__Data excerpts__
↓

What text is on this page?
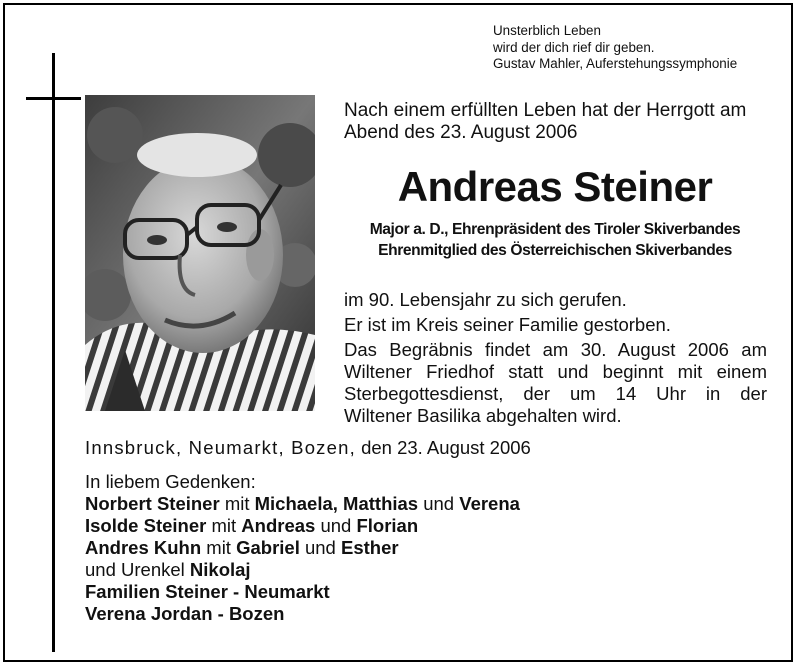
Unsterblich Leben
wird der dich rief dir geben.
Gustav Mahler, Auferstehungssymphonie
Nach einem erfüllten Leben hat der Herrgott am
Abend des 23. August 2006
Andreas Steiner
Major a. D., Ehrenpräsident des Tiroler Skiverbandes
Ehrenmitglied des Österreichischen Skiverbandes
im 90. Lebensjahr zu sich gerufen.
Er ist im Kreis seiner Familie gestorben.
Das Begräbnis findet am 30. August 2006 am
Wiltener Friedhof statt und beginnt mit einem
Sterbegottesdienst, der um 14 Uhr in der
Wiltener Basilika abgehalten wird.
Innsbruck, Neumarkt, Bozen, den 23. August 2006
In liebem Gedenken:
Norbert Steiner mit Michaela, Matthias und Verena
Isolde Steiner mit Andreas und Florian
Andres Kuhn mit Gabriel und Esther
und Urenkel Nikolaj
Familien Steiner - Neumarkt
Verena Jordan - Bozen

↑

__Given problem__
Look through the data above. Copy every line with the string "wird" in it.

__Task response__
wird der dich rief dir geben.
Wiltener Basilika abgehalten wird.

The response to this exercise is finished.